[SHORT TASK] Omit all pictures and give the records below again exactly as written.

[MATERIAL]

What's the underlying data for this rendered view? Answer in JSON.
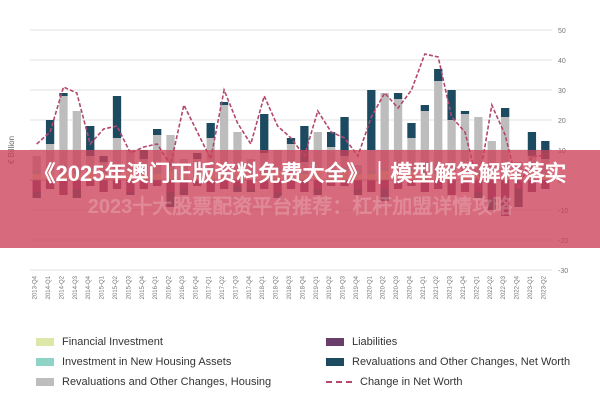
{
  "chart_data": {
    "type": "bar",
    "title": "",
    "xlabel": "",
    "ylabel": "€ Billion",
    "ylim": [
      -30,
      50
    ],
    "yticks": [
      50,
      40,
      30,
      20,
      10,
      0,
      -10,
      -20,
      -30
    ],
    "categories": [
      "2013-Q4",
      "2014-Q1",
      "2014-Q2",
      "2014-Q3",
      "2014-Q4",
      "2015-Q1",
      "2015-Q2",
      "2015-Q3",
      "2015-Q4",
      "2016-Q1",
      "2016-Q2",
      "2016-Q3",
      "2016-Q4",
      "2017-Q1",
      "2017-Q2",
      "2017-Q3",
      "2017-Q4",
      "2018-Q1",
      "2018-Q2",
      "2018-Q3",
      "2018-Q4",
      "2019-Q1",
      "2019-Q2",
      "2019-Q3",
      "2019-Q4",
      "2020-Q1",
      "2020-Q2",
      "2020-Q3",
      "2020-Q4",
      "2021-Q1",
      "2021-Q2",
      "2021-Q3",
      "2021-Q4",
      "2022-Q1",
      "2022-Q2",
      "2022-Q3",
      "2022-Q4",
      "2023-Q1",
      "2023-Q2"
    ],
    "series": [
      {
        "name": "Financial Investment",
        "values": [
          2,
          3,
          2,
          2,
          3,
          2,
          2,
          3,
          2,
          2,
          3,
          2,
          2,
          3,
          2,
          3,
          2,
          2,
          3,
          2,
          2,
          3,
          2,
          3,
          2,
          2,
          3,
          2,
          3,
          2,
          2,
          3,
          2,
          2,
          3,
          2,
          2,
          3,
          2
        ]
      },
      {
        "name": "Investment in New Housing Assets",
        "values": [
          1,
          1,
          1,
          1,
          1,
          1,
          1,
          1,
          1,
          1,
          1,
          1,
          1,
          1,
          1,
          1,
          1,
          1,
          1,
          1,
          1,
          1,
          1,
          1,
          1,
          1,
          1,
          1,
          1,
          1,
          1,
          1,
          1,
          1,
          1,
          1,
          1,
          1,
          1
        ]
      },
      {
        "name": "Revaluations and Other Changes, Housing",
        "values": [
          5,
          8,
          25,
          20,
          4,
          3,
          11,
          6,
          4,
          12,
          11,
          4,
          4,
          10,
          22,
          12,
          4,
          6,
          6,
          9,
          3,
          12,
          8,
          4,
          2,
          7,
          25,
          24,
          10,
          20,
          30,
          16,
          19,
          18,
          9,
          18,
          3,
          4,
          4
        ]
      },
      {
        "name": "Liabilities",
        "values": [
          -4,
          -3,
          -5,
          -3,
          -2,
          -4,
          -3,
          -4,
          -3,
          -2,
          -4,
          -3,
          -2,
          -4,
          -3,
          -2,
          -3,
          -3,
          -4,
          -3,
          -4,
          -3,
          -2,
          -2,
          -3,
          -4,
          -3,
          -3,
          -2,
          -4,
          -3,
          -5,
          -4,
          -4,
          -6,
          -12,
          -3,
          -4,
          -3
        ]
      },
      {
        "name": "Revaluations and Other Changes, Net Worth",
        "values": [
          -2,
          8,
          1,
          -3,
          10,
          2,
          14,
          -1,
          3,
          2,
          -5,
          -2,
          2,
          5,
          1,
          -2,
          -1,
          13,
          -2,
          2,
          12,
          -2,
          5,
          13,
          -2,
          20,
          -4,
          2,
          5,
          2,
          4,
          10,
          1,
          -2,
          -4,
          3,
          -6,
          8,
          6
        ]
      },
      {
        "name": "Change in Net Worth",
        "values": [
          12,
          16,
          31,
          29,
          12,
          17,
          18,
          9,
          11,
          12,
          5,
          25,
          16,
          7,
          30,
          19,
          12,
          28,
          18,
          14,
          8,
          23,
          16,
          14,
          8,
          21,
          29,
          24,
          30,
          42,
          41,
          21,
          16,
          -2,
          25,
          15,
          -3,
          8,
          8
        ]
      }
    ],
    "colors": {
      "Financial Investment": "#dce7a8",
      "Investment in New Housing Assets": "#8fd2c6",
      "Revaluations and Other Changes, Housing": "#bdbdbd",
      "Liabilities": "#6a3d6a",
      "Revaluations and Other Changes, Net Worth": "#1c4a60",
      "Change in Net Worth": "#b3476d"
    },
    "grid": true,
    "legend_position": "bottom"
  },
  "banner": {
    "title": "《2025年澳门正版资料免费大全》｜模型解答解释落实",
    "watermark": "2023十大股票配资平台推荐：杠杆加盟详情攻略"
  }
}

[EXERCISE RESPONSE]
What's the underlying data for this rendered view? Answer in JSON.
{
  "chart_data": {
    "type": "bar",
    "title": "",
    "xlabel": "",
    "ylabel": "€ Billion",
    "ylim": [
      -30,
      50
    ],
    "yticks": [
      50,
      40,
      30,
      20,
      10,
      0,
      -10,
      -20,
      -30
    ],
    "categories": [
      "2013-Q4",
      "2014-Q1",
      "2014-Q2",
      "2014-Q3",
      "2014-Q4",
      "2015-Q1",
      "2015-Q2",
      "2015-Q3",
      "2015-Q4",
      "2016-Q1",
      "2016-Q2",
      "2016-Q3",
      "2016-Q4",
      "2017-Q1",
      "2017-Q2",
      "2017-Q3",
      "2017-Q4",
      "2018-Q1",
      "2018-Q2",
      "2018-Q3",
      "2018-Q4",
      "2019-Q1",
      "2019-Q2",
      "2019-Q3",
      "2019-Q4",
      "2020-Q1",
      "2020-Q2",
      "2020-Q3",
      "2020-Q4",
      "2021-Q1",
      "2021-Q2",
      "2021-Q3",
      "2021-Q4",
      "2022-Q1",
      "2022-Q2",
      "2022-Q3",
      "2022-Q4",
      "2023-Q1",
      "2023-Q2"
    ],
    "series": [
      {
        "name": "Financial Investment",
        "values": [
          2,
          3,
          2,
          2,
          3,
          2,
          2,
          3,
          2,
          2,
          3,
          2,
          2,
          3,
          2,
          3,
          2,
          2,
          3,
          2,
          2,
          3,
          2,
          3,
          2,
          2,
          3,
          2,
          3,
          2,
          2,
          3,
          2,
          2,
          3,
          2,
          2,
          3,
          2
        ]
      },
      {
        "name": "Investment in New Housing Assets",
        "values": [
          1,
          1,
          1,
          1,
          1,
          1,
          1,
          1,
          1,
          1,
          1,
          1,
          1,
          1,
          1,
          1,
          1,
          1,
          1,
          1,
          1,
          1,
          1,
          1,
          1,
          1,
          1,
          1,
          1,
          1,
          1,
          1,
          1,
          1,
          1,
          1,
          1,
          1,
          1
        ]
      },
      {
        "name": "Revaluations and Other Changes, Housing",
        "values": [
          5,
          8,
          25,
          20,
          4,
          3,
          11,
          6,
          4,
          12,
          11,
          4,
          4,
          10,
          22,
          12,
          4,
          6,
          6,
          9,
          3,
          12,
          8,
          4,
          2,
          7,
          25,
          24,
          10,
          20,
          30,
          16,
          19,
          18,
          9,
          18,
          3,
          4,
          4
        ]
      },
      {
        "name": "Liabilities",
        "values": [
          -4,
          -3,
          -5,
          -3,
          -2,
          -4,
          -3,
          -4,
          -3,
          -2,
          -4,
          -3,
          -2,
          -4,
          -3,
          -2,
          -3,
          -3,
          -4,
          -3,
          -4,
          -3,
          -2,
          -2,
          -3,
          -4,
          -3,
          -3,
          -2,
          -4,
          -3,
          -5,
          -4,
          -4,
          -6,
          -12,
          -3,
          -4,
          -3
        ]
      },
      {
        "name": "Revaluations and Other Changes, Net Worth",
        "values": [
          -2,
          8,
          1,
          -3,
          10,
          2,
          14,
          -1,
          3,
          2,
          -5,
          -2,
          2,
          5,
          1,
          -2,
          -1,
          13,
          -2,
          2,
          12,
          -2,
          5,
          13,
          -2,
          20,
          -4,
          2,
          5,
          2,
          4,
          10,
          1,
          -2,
          -4,
          3,
          -6,
          8,
          6
        ]
      },
      {
        "name": "Change in Net Worth",
        "values": [
          12,
          16,
          31,
          29,
          12,
          17,
          18,
          9,
          11,
          12,
          5,
          25,
          16,
          7,
          30,
          19,
          12,
          28,
          18,
          14,
          8,
          23,
          16,
          14,
          8,
          21,
          29,
          24,
          30,
          42,
          41,
          21,
          16,
          -2,
          25,
          15,
          -3,
          8,
          8
        ]
      }
    ],
    "colors": {
      "Financial Investment": "#dce7a8",
      "Investment in New Housing Assets": "#8fd2c6",
      "Revaluations and Other Changes, Housing": "#bdbdbd",
      "Liabilities": "#6a3d6a",
      "Revaluations and Other Changes, Net Worth": "#1c4a60",
      "Change in Net Worth": "#b3476d"
    },
    "grid": true,
    "legend_position": "bottom"
  },
  "banner": {
    "title": "《2025年澳门正版资料免费大全》｜模型解答解释落实",
    "watermark": "2023十大股票配资平台推荐：杠杆加盟详情攻略"
  }
}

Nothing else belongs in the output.